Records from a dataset
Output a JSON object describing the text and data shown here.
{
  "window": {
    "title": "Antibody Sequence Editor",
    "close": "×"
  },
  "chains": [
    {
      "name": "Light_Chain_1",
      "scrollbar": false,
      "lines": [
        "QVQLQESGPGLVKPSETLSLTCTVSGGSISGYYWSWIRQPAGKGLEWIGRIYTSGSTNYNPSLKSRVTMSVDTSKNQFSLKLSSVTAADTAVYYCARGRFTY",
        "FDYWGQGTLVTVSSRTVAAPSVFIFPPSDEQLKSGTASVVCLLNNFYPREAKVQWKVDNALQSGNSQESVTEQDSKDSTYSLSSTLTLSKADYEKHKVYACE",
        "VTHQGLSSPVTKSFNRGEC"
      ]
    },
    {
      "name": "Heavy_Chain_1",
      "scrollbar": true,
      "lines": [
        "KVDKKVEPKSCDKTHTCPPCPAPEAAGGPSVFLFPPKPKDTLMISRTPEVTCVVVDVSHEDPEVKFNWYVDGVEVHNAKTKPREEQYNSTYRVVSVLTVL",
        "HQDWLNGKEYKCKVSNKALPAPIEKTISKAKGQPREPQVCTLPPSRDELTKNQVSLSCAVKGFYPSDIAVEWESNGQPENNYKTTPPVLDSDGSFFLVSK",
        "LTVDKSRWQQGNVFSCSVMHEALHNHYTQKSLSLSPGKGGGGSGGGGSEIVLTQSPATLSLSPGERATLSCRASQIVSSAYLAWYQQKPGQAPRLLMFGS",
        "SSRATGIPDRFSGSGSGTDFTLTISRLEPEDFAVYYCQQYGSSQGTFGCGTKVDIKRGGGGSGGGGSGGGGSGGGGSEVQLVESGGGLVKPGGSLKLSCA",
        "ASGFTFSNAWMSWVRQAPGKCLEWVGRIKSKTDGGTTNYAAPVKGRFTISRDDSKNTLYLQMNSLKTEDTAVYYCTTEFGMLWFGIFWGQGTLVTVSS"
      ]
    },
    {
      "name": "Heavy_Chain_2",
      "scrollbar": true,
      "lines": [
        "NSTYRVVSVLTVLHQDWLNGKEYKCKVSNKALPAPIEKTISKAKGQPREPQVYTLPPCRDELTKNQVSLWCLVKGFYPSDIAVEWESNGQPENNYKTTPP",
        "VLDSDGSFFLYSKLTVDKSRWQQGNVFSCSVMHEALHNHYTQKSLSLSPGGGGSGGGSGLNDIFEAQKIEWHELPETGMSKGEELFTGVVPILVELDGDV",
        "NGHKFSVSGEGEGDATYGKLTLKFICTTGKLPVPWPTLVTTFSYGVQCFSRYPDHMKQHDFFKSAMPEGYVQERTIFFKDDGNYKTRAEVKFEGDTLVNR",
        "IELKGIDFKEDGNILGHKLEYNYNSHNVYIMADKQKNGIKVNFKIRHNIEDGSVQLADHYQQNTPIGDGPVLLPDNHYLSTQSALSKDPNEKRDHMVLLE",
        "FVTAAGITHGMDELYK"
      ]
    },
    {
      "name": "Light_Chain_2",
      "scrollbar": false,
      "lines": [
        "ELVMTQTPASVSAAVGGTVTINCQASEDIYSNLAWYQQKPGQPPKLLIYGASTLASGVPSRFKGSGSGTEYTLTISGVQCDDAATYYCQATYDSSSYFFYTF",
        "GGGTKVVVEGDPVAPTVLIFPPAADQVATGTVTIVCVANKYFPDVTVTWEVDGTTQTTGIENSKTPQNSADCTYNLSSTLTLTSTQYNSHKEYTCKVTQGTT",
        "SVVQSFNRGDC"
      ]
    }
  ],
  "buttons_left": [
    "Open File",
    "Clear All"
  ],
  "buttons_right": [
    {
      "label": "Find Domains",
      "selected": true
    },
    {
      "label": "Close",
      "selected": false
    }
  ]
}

■ **Problem to work on**
The entries above must be repeated word for word.

■ **Answer to the exercise**
Output a JSON object describing the text and data shown here.
{
  "window": {
    "title": "Antibody Sequence Editor",
    "close": "×"
  },
  "chains": [
    {
      "name": "Light_Chain_1",
      "scrollbar": false,
      "lines": [
        "QVQLQESGPGLVKPSETLSLTCTVSGGSISGYYWSWIRQPAGKGLEWIGRIYTSGSTNYNPSLKSRVTMSVDTSKNQFSLKLSSVTAADTAVYYCARGRFTY",
        "FDYWGQGTLVTVSSRTVAAPSVFIFPPSDEQLKSGTASVVCLLNNFYPREAKVQWKVDNALQSGNSQESVTEQDSKDSTYSLSSTLTLSKADYEKHKVYACE",
        "VTHQGLSSPVTKSFNRGEC"
      ]
    },
    {
      "name": "Heavy_Chain_1",
      "scrollbar": true,
      "lines": [
        "KVDKKVEPKSCDKTHTCPPCPAPEAAGGPSVFLFPPKPKDTLMISRTPEVTCVVVDVSHEDPEVKFNWYVDGVEVHNAKTKPREEQYNSTYRVVSVLTVL",
        "HQDWLNGKEYKCKVSNKALPAPIEKTISKAKGQPREPQVCTLPPSRDELTKNQVSLSCAVKGFYPSDIAVEWESNGQPENNYKTTPPVLDSDGSFFLVSK",
        "LTVDKSRWQQGNVFSCSVMHEALHNHYTQKSLSLSPGKGGGGSGGGGSEIVLTQSPATLSLSPGERATLSCRASQIVSSAYLAWYQQKPGQAPRLLMFGS",
        "SSRATGIPDRFSGSGSGTDFTLTISRLEPEDFAVYYCQQYGSSQGTFGCGTKVDIKRGGGGSGGGGSGGGGSGGGGSEVQLVESGGGLVKPGGSLKLSCA",
        "ASGFTFSNAWMSWVRQAPGKCLEWVGRIKSKTDGGTTNYAAPVKGRFTISRDDSKNTLYLQMNSLKTEDTAVYYCTTEFGMLWFGIFWGQGTLVTVSS"
      ]
    },
    {
      "name": "Heavy_Chain_2",
      "scrollbar": true,
      "lines": [
        "NSTYRVVSVLTVLHQDWLNGKEYKCKVSNKALPAPIEKTISKAKGQPREPQVYTLPPCRDELTKNQVSLWCLVKGFYPSDIAVEWESNGQPENNYKTTPP",
        "VLDSDGSFFLYSKLTVDKSRWQQGNVFSCSVMHEALHNHYTQKSLSLSPGGGGSGGGSGLNDIFEAQKIEWHELPETGMSKGEELFTGVVPILVELDGDV",
        "NGHKFSVSGEGEGDATYGKLTLKFICTTGKLPVPWPTLVTTFSYGVQCFSRYPDHMKQHDFFKSAMPEGYVQERTIFFKDDGNYKTRAEVKFEGDTLVNR",
        "IELKGIDFKEDGNILGHKLEYNYNSHNVYIMADKQKNGIKVNFKIRHNIEDGSVQLADHYQQNTPIGDGPVLLPDNHYLSTQSALSKDPNEKRDHMVLLE",
        "FVTAAGITHGMDELYK"
      ]
    },
    {
      "name": "Light_Chain_2",
      "scrollbar": false,
      "lines": [
        "ELVMTQTPASVSAAVGGTVTINCQASEDIYSNLAWYQQKPGQPPKLLIYGASTLASGVPSRFKGSGSGTEYTLTISGVQCDDAATYYCQATYDSSSYFFYTF",
        "GGGTKVVVEGDPVAPTVLIFPPAADQVATGTVTIVCVANKYFPDVTVTWEVDGTTQTTGIENSKTPQNSADCTYNLSSTLTLTSTQYNSHKEYTCKVTQGTT",
        "SVVQSFNRGDC"
      ]
    }
  ],
  "buttons_left": [
    "Open File",
    "Clear All"
  ],
  "buttons_right": [
    {
      "label": "Find Domains",
      "selected": true
    },
    {
      "label": "Close",
      "selected": false
    }
  ]
}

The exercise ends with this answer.